=== EXTRACTED RECORDS ===

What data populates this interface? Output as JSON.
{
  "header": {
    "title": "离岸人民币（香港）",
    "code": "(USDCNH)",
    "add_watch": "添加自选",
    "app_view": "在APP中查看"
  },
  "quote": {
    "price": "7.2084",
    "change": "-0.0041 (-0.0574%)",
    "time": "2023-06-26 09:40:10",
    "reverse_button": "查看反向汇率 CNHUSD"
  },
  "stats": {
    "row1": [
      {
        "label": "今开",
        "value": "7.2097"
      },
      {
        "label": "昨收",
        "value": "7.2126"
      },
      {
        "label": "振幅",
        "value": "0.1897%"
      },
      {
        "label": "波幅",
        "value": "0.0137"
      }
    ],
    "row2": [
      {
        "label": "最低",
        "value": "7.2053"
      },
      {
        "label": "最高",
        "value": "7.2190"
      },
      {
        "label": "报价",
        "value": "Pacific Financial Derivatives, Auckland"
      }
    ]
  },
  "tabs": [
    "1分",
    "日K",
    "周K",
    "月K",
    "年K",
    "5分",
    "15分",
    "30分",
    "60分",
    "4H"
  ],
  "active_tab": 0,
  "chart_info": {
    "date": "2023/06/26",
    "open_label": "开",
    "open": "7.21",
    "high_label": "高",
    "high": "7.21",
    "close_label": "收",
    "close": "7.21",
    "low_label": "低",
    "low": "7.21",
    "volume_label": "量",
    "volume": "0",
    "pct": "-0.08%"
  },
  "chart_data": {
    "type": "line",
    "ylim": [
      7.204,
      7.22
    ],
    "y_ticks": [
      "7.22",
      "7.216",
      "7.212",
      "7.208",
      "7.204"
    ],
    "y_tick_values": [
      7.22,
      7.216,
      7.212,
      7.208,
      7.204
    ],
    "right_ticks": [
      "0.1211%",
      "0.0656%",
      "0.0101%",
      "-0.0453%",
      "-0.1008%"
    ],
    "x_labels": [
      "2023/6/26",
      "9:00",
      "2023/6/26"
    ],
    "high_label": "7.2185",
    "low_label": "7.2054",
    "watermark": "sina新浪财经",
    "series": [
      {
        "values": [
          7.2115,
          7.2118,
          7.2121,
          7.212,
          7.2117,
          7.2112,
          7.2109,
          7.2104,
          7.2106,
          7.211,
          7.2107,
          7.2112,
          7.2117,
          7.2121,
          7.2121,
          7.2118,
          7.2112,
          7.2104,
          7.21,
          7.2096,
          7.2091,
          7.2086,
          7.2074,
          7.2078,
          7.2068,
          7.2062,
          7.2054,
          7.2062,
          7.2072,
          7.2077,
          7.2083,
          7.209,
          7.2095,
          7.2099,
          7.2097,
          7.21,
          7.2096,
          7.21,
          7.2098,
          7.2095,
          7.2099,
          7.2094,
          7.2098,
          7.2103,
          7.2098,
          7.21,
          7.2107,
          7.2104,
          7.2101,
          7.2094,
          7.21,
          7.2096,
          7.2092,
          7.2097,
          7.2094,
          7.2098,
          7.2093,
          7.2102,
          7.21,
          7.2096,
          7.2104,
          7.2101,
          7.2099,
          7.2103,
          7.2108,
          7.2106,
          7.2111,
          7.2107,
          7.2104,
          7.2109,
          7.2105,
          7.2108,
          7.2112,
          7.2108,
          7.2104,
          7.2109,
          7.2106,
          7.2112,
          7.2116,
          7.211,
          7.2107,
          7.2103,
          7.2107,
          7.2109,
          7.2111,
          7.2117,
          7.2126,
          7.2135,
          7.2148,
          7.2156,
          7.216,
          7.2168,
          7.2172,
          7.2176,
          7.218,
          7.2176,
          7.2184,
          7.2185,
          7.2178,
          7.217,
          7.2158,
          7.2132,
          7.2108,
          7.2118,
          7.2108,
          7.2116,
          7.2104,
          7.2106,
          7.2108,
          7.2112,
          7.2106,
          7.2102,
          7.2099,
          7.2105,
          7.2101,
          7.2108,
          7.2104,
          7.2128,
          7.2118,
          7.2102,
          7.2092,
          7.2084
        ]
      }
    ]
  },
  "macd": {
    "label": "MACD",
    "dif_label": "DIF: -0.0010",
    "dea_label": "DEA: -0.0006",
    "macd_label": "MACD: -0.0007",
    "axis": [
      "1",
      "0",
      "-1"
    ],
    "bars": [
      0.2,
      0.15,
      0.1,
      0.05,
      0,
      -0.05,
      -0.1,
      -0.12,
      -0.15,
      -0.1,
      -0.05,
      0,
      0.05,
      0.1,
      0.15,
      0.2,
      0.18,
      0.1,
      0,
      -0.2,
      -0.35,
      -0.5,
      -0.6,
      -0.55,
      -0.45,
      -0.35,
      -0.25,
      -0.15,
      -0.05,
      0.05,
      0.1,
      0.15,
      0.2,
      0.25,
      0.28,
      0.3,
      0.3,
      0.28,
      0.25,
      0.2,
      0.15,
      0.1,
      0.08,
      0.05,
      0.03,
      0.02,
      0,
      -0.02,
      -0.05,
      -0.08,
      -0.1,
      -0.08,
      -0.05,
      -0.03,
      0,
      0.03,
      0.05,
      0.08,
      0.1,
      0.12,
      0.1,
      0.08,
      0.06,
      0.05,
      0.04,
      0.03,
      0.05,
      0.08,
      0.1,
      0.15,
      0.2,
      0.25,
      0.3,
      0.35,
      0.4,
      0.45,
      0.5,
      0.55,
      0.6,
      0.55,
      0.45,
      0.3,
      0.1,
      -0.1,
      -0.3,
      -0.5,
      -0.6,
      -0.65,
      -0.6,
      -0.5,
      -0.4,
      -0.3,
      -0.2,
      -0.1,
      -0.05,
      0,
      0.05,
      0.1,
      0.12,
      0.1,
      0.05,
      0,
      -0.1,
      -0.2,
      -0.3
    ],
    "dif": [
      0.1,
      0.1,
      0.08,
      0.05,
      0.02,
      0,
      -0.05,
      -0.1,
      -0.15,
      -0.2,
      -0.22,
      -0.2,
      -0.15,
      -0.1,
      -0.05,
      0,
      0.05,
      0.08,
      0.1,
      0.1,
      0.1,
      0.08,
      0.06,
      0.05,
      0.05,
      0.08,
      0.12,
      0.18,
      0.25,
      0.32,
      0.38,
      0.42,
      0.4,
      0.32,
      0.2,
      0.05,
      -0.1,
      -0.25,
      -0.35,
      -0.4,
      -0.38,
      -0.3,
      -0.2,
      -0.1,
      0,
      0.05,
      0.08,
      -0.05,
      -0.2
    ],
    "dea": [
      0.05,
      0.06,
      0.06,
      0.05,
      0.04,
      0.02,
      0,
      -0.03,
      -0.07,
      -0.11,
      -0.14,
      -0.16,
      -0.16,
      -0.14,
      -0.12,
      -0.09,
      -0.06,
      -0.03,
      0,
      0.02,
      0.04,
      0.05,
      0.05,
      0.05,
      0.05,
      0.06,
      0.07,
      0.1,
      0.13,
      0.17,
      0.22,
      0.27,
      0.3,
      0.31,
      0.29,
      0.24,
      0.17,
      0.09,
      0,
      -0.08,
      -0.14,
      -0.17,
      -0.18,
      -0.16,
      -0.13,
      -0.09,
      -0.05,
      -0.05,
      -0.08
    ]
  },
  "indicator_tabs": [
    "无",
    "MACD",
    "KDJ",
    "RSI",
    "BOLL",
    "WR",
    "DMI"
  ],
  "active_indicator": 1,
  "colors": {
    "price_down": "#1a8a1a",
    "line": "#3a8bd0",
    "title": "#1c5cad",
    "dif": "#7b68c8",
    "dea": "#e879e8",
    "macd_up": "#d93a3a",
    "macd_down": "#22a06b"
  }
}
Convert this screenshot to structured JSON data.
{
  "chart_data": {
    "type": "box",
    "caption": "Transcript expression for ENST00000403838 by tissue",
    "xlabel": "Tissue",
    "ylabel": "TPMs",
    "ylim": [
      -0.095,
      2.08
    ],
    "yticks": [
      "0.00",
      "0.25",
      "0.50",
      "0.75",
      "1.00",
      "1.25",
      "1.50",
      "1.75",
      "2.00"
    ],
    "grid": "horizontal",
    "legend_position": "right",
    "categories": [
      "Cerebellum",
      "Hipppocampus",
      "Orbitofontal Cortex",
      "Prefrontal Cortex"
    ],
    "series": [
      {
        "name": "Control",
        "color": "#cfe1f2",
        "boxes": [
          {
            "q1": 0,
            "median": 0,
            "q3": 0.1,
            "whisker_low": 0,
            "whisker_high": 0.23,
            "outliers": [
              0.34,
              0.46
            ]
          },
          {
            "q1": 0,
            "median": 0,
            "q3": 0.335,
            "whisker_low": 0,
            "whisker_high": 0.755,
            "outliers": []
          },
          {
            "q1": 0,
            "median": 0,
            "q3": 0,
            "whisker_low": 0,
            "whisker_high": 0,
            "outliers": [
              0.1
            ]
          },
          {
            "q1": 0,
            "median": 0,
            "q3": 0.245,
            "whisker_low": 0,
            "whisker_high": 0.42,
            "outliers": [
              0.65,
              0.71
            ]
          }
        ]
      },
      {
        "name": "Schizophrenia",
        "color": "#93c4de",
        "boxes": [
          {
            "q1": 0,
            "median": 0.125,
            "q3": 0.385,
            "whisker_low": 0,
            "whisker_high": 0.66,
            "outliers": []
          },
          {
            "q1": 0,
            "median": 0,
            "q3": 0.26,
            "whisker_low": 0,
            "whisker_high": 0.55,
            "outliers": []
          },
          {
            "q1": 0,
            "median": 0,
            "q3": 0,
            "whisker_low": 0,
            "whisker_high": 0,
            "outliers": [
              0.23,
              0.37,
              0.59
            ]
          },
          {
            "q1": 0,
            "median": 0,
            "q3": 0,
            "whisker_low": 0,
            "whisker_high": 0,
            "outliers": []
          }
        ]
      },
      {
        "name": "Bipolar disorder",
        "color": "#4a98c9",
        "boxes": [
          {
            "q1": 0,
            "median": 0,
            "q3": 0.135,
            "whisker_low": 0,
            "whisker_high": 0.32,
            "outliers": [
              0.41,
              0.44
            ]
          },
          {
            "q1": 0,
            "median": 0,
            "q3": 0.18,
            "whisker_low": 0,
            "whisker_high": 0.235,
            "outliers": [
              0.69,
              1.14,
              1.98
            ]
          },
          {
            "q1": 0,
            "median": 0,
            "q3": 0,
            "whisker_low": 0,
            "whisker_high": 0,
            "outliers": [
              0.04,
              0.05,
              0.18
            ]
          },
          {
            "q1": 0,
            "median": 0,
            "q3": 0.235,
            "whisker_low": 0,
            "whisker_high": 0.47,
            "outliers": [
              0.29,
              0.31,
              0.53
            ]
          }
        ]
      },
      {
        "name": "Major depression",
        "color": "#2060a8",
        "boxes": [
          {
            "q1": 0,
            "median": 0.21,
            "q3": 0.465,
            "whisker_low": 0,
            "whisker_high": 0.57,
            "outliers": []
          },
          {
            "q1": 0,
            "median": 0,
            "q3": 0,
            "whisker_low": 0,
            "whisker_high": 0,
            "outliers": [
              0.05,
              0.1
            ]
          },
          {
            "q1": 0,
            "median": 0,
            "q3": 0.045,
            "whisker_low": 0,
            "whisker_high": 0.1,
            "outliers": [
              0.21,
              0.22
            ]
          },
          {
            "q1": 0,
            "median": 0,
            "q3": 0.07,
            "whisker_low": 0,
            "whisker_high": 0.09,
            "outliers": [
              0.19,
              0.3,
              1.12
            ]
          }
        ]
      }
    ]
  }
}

===

◆ TASK INSTRUCTIONS
Only the number is wanted: how many lines in the data include the string "name"?

◆ OUTPUT OF THE TASK
4